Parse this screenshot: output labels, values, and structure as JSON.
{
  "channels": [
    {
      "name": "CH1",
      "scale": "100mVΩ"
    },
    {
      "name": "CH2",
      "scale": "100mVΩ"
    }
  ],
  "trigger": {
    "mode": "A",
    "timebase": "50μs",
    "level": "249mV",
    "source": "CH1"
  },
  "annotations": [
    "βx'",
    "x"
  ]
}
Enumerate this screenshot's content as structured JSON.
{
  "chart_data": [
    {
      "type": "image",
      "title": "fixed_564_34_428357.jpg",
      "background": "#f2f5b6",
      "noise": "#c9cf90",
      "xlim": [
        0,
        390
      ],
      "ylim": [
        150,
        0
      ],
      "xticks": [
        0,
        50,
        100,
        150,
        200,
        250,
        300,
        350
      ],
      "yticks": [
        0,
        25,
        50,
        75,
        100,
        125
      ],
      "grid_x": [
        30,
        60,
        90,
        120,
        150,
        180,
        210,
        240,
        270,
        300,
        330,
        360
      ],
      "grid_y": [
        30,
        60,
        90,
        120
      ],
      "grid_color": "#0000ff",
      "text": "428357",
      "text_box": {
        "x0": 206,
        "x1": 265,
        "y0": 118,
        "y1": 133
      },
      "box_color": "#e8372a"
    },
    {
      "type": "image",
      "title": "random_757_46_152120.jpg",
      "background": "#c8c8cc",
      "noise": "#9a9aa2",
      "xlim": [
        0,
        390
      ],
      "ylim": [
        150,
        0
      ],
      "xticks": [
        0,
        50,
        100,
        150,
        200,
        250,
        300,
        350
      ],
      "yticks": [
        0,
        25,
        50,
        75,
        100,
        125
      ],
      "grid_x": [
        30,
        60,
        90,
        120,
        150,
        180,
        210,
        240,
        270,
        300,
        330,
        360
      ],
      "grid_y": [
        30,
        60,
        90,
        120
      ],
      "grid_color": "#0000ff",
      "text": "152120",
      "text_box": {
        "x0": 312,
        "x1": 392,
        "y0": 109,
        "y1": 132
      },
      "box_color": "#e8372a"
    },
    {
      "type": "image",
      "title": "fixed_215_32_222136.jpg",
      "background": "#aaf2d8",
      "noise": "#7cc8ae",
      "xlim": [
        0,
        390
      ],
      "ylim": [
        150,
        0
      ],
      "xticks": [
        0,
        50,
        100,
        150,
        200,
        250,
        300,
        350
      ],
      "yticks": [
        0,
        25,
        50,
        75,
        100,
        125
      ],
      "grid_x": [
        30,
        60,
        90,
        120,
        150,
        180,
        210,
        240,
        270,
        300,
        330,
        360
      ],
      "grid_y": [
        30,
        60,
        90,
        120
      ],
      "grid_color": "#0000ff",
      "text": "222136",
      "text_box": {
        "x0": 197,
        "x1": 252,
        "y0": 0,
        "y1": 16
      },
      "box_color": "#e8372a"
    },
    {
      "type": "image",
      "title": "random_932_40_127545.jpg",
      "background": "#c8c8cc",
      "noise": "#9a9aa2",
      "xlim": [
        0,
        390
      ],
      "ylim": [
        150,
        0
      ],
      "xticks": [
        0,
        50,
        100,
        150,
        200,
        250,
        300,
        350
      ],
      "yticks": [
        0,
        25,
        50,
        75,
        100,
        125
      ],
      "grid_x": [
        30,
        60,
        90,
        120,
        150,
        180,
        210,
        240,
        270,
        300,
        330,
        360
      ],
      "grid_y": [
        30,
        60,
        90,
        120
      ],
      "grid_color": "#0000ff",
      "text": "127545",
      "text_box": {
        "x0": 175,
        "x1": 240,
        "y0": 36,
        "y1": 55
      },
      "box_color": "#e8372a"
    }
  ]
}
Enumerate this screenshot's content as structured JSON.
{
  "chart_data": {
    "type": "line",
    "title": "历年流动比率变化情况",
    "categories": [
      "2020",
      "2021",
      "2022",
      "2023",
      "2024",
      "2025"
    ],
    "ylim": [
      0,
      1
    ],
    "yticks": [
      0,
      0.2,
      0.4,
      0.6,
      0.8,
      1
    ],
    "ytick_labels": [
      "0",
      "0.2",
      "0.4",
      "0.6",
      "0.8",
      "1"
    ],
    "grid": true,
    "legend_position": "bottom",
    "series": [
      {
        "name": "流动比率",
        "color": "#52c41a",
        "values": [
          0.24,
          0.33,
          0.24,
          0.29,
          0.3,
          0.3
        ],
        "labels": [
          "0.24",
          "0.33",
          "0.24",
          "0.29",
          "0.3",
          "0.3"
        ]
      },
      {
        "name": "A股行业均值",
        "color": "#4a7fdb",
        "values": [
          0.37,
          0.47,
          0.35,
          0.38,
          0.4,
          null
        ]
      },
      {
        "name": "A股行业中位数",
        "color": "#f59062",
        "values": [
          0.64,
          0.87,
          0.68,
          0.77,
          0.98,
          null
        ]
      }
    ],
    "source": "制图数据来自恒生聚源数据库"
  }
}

● WHAT THE TASK REQUIRES: In full and verbatim, repeat the records given above.

● RESPONSE BELOW:
Parse this screenshot: output labels, values, and structure as JSON.
{
  "channels": [
    {
      "name": "CH1",
      "scale": "100mVΩ"
    },
    {
      "name": "CH2",
      "scale": "100mVΩ"
    }
  ],
  "trigger": {
    "mode": "A",
    "timebase": "50μs",
    "level": "249mV",
    "source": "CH1"
  },
  "annotations": [
    "βx'",
    "x"
  ]
}
Enumerate this screenshot's content as structured JSON.
{
  "chart_data": [
    {
      "type": "image",
      "title": "fixed_564_34_428357.jpg",
      "background": "#f2f5b6",
      "noise": "#c9cf90",
      "xlim": [
        0,
        390
      ],
      "ylim": [
        150,
        0
      ],
      "xticks": [
        0,
        50,
        100,
        150,
        200,
        250,
        300,
        350
      ],
      "yticks": [
        0,
        25,
        50,
        75,
        100,
        125
      ],
      "grid_x": [
        30,
        60,
        90,
        120,
        150,
        180,
        210,
        240,
        270,
        300,
        330,
        360
      ],
      "grid_y": [
        30,
        60,
        90,
        120
      ],
      "grid_color": "#0000ff",
      "text": "428357",
      "text_box": {
        "x0": 206,
        "x1": 265,
        "y0": 118,
        "y1": 133
      },
      "box_color": "#e8372a"
    },
    {
      "type": "image",
      "title": "random_757_46_152120.jpg",
      "background": "#c8c8cc",
      "noise": "#9a9aa2",
      "xlim": [
        0,
        390
      ],
      "ylim": [
        150,
        0
      ],
      "xticks": [
        0,
        50,
        100,
        150,
        200,
        250,
        300,
        350
      ],
      "yticks": [
        0,
        25,
        50,
        75,
        100,
        125
      ],
      "grid_x": [
        30,
        60,
        90,
        120,
        150,
        180,
        210,
        240,
        270,
        300,
        330,
        360
      ],
      "grid_y": [
        30,
        60,
        90,
        120
      ],
      "grid_color": "#0000ff",
      "text": "152120",
      "text_box": {
        "x0": 312,
        "x1": 392,
        "y0": 109,
        "y1": 132
      },
      "box_color": "#e8372a"
    },
    {
      "type": "image",
      "title": "fixed_215_32_222136.jpg",
      "background": "#aaf2d8",
      "noise": "#7cc8ae",
      "xlim": [
        0,
        390
      ],
      "ylim": [
        150,
        0
      ],
      "xticks": [
        0,
        50,
        100,
        150,
        200,
        250,
        300,
        350
      ],
      "yticks": [
        0,
        25,
        50,
        75,
        100,
        125
      ],
      "grid_x": [
        30,
        60,
        90,
        120,
        150,
        180,
        210,
        240,
        270,
        300,
        330,
        360
      ],
      "grid_y": [
        30,
        60,
        90,
        120
      ],
      "grid_color": "#0000ff",
      "text": "222136",
      "text_box": {
        "x0": 197,
        "x1": 252,
        "y0": 0,
        "y1": 16
      },
      "box_color": "#e8372a"
    },
    {
      "type": "image",
      "title": "random_932_40_127545.jpg",
      "background": "#c8c8cc",
      "noise": "#9a9aa2",
      "xlim": [
        0,
        390
      ],
      "ylim": [
        150,
        0
      ],
      "xticks": [
        0,
        50,
        100,
        150,
        200,
        250,
        300,
        350
      ],
      "yticks": [
        0,
        25,
        50,
        75,
        100,
        125
      ],
      "grid_x": [
        30,
        60,
        90,
        120,
        150,
        180,
        210,
        240,
        270,
        300,
        330,
        360
      ],
      "grid_y": [
        30,
        60,
        90,
        120
      ],
      "grid_color": "#0000ff",
      "text": "127545",
      "text_box": {
        "x0": 175,
        "x1": 240,
        "y0": 36,
        "y1": 55
      },
      "box_color": "#e8372a"
    }
  ]
}
Enumerate this screenshot's content as structured JSON.
{
  "chart_data": {
    "type": "line",
    "title": "历年流动比率变化情况",
    "categories": [
      "2020",
      "2021",
      "2022",
      "2023",
      "2024",
      "2025"
    ],
    "ylim": [
      0,
      1
    ],
    "yticks": [
      0,
      0.2,
      0.4,
      0.6,
      0.8,
      1
    ],
    "ytick_labels": [
      "0",
      "0.2",
      "0.4",
      "0.6",
      "0.8",
      "1"
    ],
    "grid": true,
    "legend_position": "bottom",
    "series": [
      {
        "name": "流动比率",
        "color": "#52c41a",
        "values": [
          0.24,
          0.33,
          0.24,
          0.29,
          0.3,
          0.3
        ],
        "labels": [
          "0.24",
          "0.33",
          "0.24",
          "0.29",
          "0.3",
          "0.3"
        ]
      },
      {
        "name": "A股行业均值",
        "color": "#4a7fdb",
        "values": [
          0.37,
          0.47,
          0.35,
          0.38,
          0.4,
          null
        ]
      },
      {
        "name": "A股行业中位数",
        "color": "#f59062",
        "values": [
          0.64,
          0.87,
          0.68,
          0.77,
          0.98,
          null
        ]
      }
    ],
    "source": "制图数据来自恒生聚源数据库"
  }
}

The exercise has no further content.